> Set problem
All of the material should be reproduced exactly, with pictures left out.

BEGIN Input for this task

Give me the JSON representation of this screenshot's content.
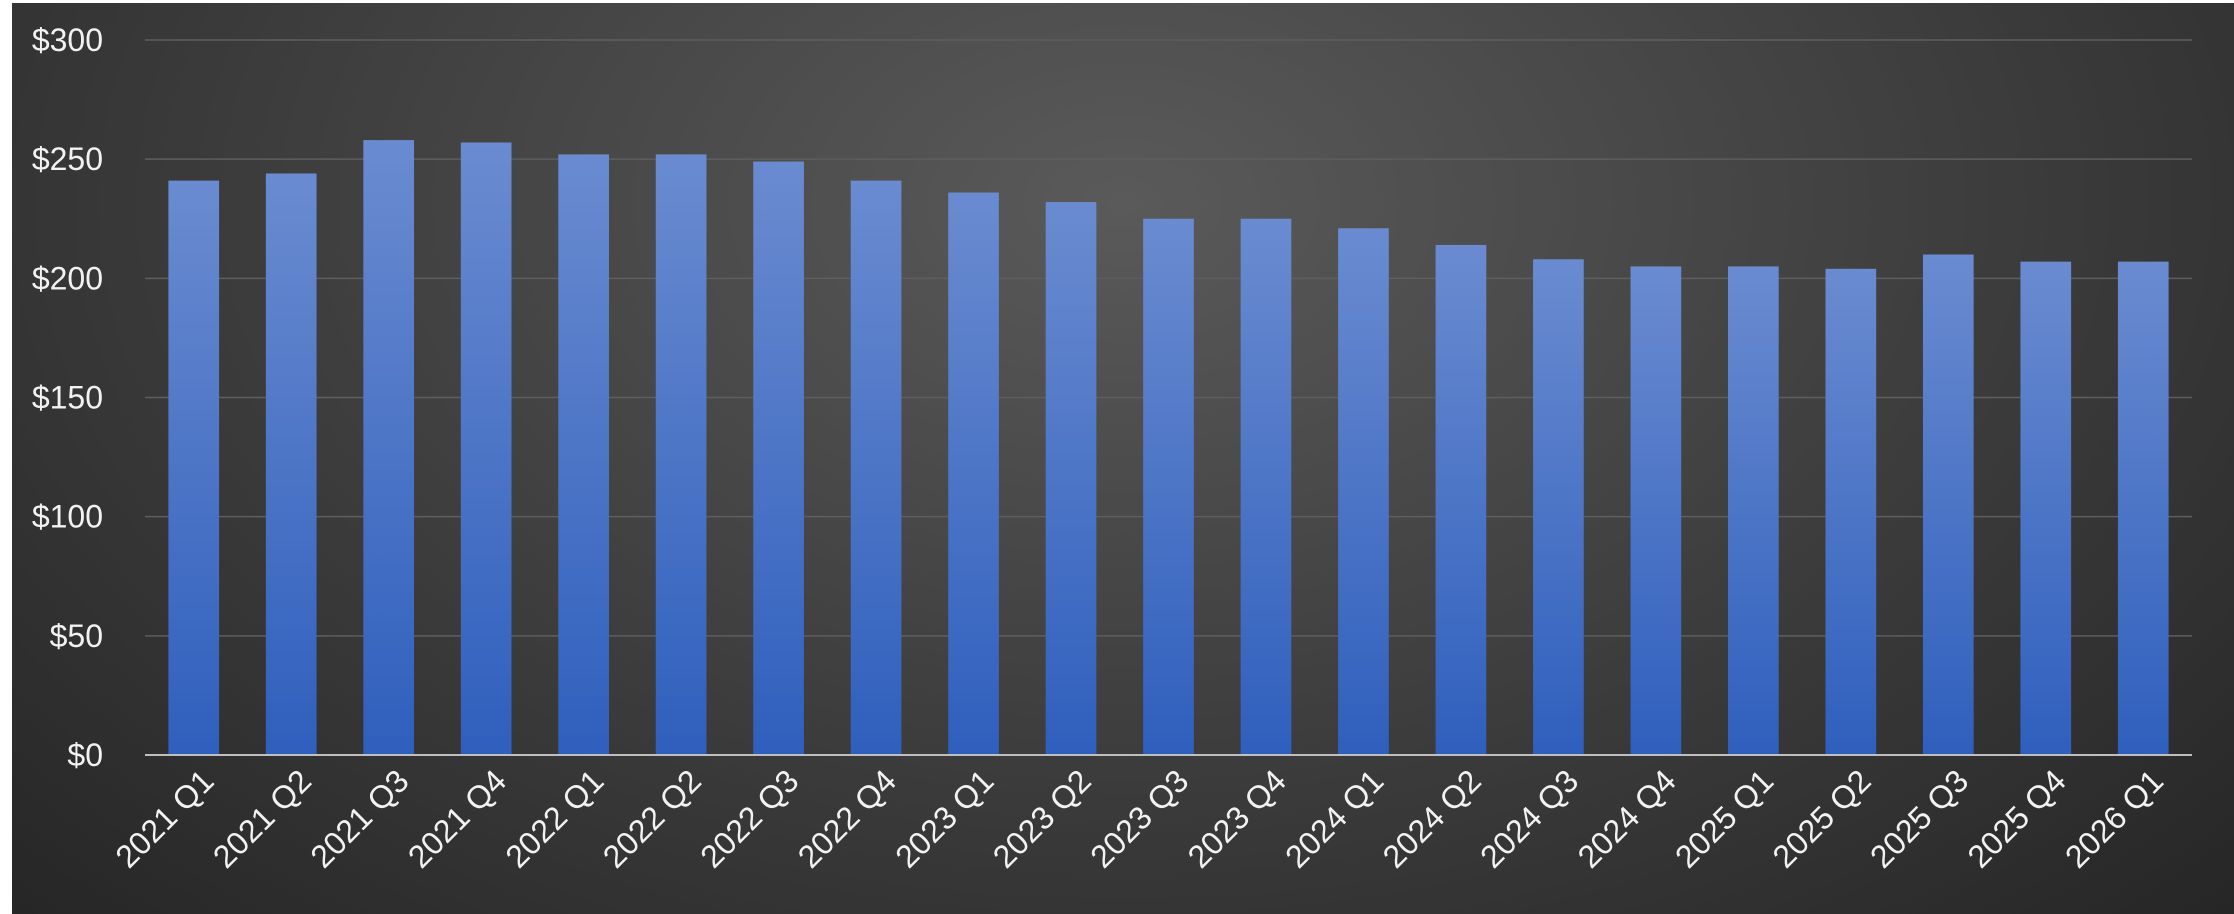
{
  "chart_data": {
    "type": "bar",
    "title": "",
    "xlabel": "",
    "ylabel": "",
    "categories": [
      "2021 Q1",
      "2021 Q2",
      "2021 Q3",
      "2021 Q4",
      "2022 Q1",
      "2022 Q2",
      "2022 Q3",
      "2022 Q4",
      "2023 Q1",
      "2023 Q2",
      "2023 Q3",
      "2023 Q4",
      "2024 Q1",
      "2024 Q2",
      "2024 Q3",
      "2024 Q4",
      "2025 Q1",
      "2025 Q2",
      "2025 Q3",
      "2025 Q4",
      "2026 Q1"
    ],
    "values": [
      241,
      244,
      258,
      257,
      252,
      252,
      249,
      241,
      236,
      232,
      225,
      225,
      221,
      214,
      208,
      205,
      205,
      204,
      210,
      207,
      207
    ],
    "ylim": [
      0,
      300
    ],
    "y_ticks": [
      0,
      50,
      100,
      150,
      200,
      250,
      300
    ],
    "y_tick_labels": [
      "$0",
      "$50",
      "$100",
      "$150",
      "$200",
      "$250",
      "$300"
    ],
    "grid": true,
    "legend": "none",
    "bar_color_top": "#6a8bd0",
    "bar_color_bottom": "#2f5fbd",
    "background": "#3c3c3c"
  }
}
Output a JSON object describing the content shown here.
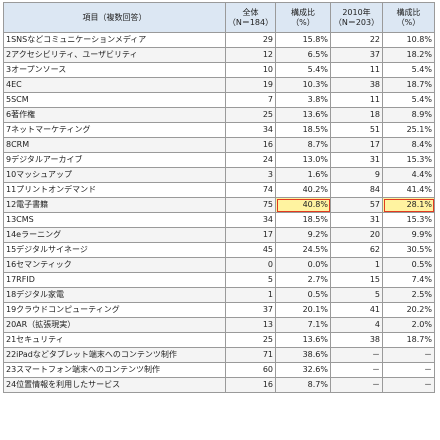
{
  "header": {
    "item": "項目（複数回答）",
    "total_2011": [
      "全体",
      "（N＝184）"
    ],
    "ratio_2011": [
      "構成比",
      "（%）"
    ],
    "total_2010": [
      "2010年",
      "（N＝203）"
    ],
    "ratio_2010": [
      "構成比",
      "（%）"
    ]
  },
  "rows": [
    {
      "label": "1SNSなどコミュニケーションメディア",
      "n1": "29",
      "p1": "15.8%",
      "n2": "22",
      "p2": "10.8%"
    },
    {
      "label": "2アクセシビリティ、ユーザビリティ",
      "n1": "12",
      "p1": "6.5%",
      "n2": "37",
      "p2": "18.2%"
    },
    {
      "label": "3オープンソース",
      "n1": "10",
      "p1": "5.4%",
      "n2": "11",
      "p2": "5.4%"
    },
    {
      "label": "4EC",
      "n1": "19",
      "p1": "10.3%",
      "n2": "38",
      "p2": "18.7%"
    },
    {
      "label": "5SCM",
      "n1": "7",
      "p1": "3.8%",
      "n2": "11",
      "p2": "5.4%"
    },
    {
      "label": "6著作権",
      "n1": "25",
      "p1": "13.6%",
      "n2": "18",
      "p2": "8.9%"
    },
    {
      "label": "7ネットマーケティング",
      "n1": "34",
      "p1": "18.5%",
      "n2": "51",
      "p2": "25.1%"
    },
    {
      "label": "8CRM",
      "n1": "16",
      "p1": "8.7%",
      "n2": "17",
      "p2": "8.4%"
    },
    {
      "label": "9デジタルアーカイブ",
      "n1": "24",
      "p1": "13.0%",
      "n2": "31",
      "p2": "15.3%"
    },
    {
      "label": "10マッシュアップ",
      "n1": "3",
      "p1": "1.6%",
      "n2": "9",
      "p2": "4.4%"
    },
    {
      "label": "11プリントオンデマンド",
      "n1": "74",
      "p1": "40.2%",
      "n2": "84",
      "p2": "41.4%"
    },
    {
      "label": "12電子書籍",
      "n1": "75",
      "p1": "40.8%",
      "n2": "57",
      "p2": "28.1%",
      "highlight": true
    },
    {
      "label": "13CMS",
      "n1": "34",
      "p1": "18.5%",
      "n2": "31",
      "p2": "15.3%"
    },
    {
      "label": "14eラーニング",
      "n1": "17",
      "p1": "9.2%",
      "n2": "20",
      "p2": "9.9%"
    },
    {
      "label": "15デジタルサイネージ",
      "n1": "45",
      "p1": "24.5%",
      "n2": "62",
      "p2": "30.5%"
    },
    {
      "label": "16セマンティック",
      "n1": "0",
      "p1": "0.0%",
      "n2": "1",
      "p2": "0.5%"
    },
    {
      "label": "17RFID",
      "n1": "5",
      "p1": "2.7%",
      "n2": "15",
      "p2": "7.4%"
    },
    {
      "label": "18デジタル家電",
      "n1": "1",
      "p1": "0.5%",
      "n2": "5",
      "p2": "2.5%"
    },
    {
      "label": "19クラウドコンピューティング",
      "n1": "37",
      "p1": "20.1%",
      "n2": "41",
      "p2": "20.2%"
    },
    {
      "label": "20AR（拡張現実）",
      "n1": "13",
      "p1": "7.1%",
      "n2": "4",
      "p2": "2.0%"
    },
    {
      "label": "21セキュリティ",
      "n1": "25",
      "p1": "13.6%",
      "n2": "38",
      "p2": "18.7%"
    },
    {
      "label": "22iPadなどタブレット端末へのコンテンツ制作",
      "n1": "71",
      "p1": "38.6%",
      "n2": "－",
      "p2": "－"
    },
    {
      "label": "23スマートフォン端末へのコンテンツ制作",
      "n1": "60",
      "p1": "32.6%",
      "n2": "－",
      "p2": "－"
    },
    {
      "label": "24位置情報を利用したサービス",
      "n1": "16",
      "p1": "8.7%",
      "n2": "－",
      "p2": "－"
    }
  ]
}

END Input for this task

> Task answer
Give me the JSON representation of this screenshot's content.
{
  "chart_data": {
    "type": "bar",
    "title": "",
    "xlabel": "",
    "ylabel": "",
    "categories": [
      "2021 Q1",
      "2021 Q2",
      "2021 Q3",
      "2021 Q4",
      "2022 Q1",
      "2022 Q2",
      "2022 Q3",
      "2022 Q4",
      "2023 Q1",
      "2023 Q2",
      "2023 Q3",
      "2023 Q4",
      "2024 Q1",
      "2024 Q2",
      "2024 Q3",
      "2024 Q4",
      "2025 Q1",
      "2025 Q2",
      "2025 Q3",
      "2025 Q4",
      "2026 Q1"
    ],
    "values": [
      241,
      244,
      258,
      257,
      252,
      252,
      249,
      241,
      236,
      232,
      225,
      225,
      221,
      214,
      208,
      205,
      205,
      204,
      210,
      207,
      207
    ],
    "ylim": [
      0,
      300
    ],
    "y_ticks": [
      0,
      50,
      100,
      150,
      200,
      250,
      300
    ],
    "y_tick_labels": [
      "$0",
      "$50",
      "$100",
      "$150",
      "$200",
      "$250",
      "$300"
    ],
    "grid": true,
    "legend": "none",
    "bar_color_top": "#6a8bd0",
    "bar_color_bottom": "#2f5fbd",
    "background": "#3c3c3c"
  }
}
Output a JSON object describing the content shown here.
{
  "header": {
    "item": "項目（複数回答）",
    "total_2011": [
      "全体",
      "（N＝184）"
    ],
    "ratio_2011": [
      "構成比",
      "（%）"
    ],
    "total_2010": [
      "2010年",
      "（N＝203）"
    ],
    "ratio_2010": [
      "構成比",
      "（%）"
    ]
  },
  "rows": [
    {
      "label": "1SNSなどコミュニケーションメディア",
      "n1": "29",
      "p1": "15.8%",
      "n2": "22",
      "p2": "10.8%"
    },
    {
      "label": "2アクセシビリティ、ユーザビリティ",
      "n1": "12",
      "p1": "6.5%",
      "n2": "37",
      "p2": "18.2%"
    },
    {
      "label": "3オープンソース",
      "n1": "10",
      "p1": "5.4%",
      "n2": "11",
      "p2": "5.4%"
    },
    {
      "label": "4EC",
      "n1": "19",
      "p1": "10.3%",
      "n2": "38",
      "p2": "18.7%"
    },
    {
      "label": "5SCM",
      "n1": "7",
      "p1": "3.8%",
      "n2": "11",
      "p2": "5.4%"
    },
    {
      "label": "6著作権",
      "n1": "25",
      "p1": "13.6%",
      "n2": "18",
      "p2": "8.9%"
    },
    {
      "label": "7ネットマーケティング",
      "n1": "34",
      "p1": "18.5%",
      "n2": "51",
      "p2": "25.1%"
    },
    {
      "label": "8CRM",
      "n1": "16",
      "p1": "8.7%",
      "n2": "17",
      "p2": "8.4%"
    },
    {
      "label": "9デジタルアーカイブ",
      "n1": "24",
      "p1": "13.0%",
      "n2": "31",
      "p2": "15.3%"
    },
    {
      "label": "10マッシュアップ",
      "n1": "3",
      "p1": "1.6%",
      "n2": "9",
      "p2": "4.4%"
    },
    {
      "label": "11プリントオンデマンド",
      "n1": "74",
      "p1": "40.2%",
      "n2": "84",
      "p2": "41.4%"
    },
    {
      "label": "12電子書籍",
      "n1": "75",
      "p1": "40.8%",
      "n2": "57",
      "p2": "28.1%",
      "highlight": true
    },
    {
      "label": "13CMS",
      "n1": "34",
      "p1": "18.5%",
      "n2": "31",
      "p2": "15.3%"
    },
    {
      "label": "14eラーニング",
      "n1": "17",
      "p1": "9.2%",
      "n2": "20",
      "p2": "9.9%"
    },
    {
      "label": "15デジタルサイネージ",
      "n1": "45",
      "p1": "24.5%",
      "n2": "62",
      "p2": "30.5%"
    },
    {
      "label": "16セマンティック",
      "n1": "0",
      "p1": "0.0%",
      "n2": "1",
      "p2": "0.5%"
    },
    {
      "label": "17RFID",
      "n1": "5",
      "p1": "2.7%",
      "n2": "15",
      "p2": "7.4%"
    },
    {
      "label": "18デジタル家電",
      "n1": "1",
      "p1": "0.5%",
      "n2": "5",
      "p2": "2.5%"
    },
    {
      "label": "19クラウドコンピューティング",
      "n1": "37",
      "p1": "20.1%",
      "n2": "41",
      "p2": "20.2%"
    },
    {
      "label": "20AR（拡張現実）",
      "n1": "13",
      "p1": "7.1%",
      "n2": "4",
      "p2": "2.0%"
    },
    {
      "label": "21セキュリティ",
      "n1": "25",
      "p1": "13.6%",
      "n2": "38",
      "p2": "18.7%"
    },
    {
      "label": "22iPadなどタブレット端末へのコンテンツ制作",
      "n1": "71",
      "p1": "38.6%",
      "n2": "－",
      "p2": "－"
    },
    {
      "label": "23スマートフォン端末へのコンテンツ制作",
      "n1": "60",
      "p1": "32.6%",
      "n2": "－",
      "p2": "－"
    },
    {
      "label": "24位置情報を利用したサービス",
      "n1": "16",
      "p1": "8.7%",
      "n2": "－",
      "p2": "－"
    }
  ]
}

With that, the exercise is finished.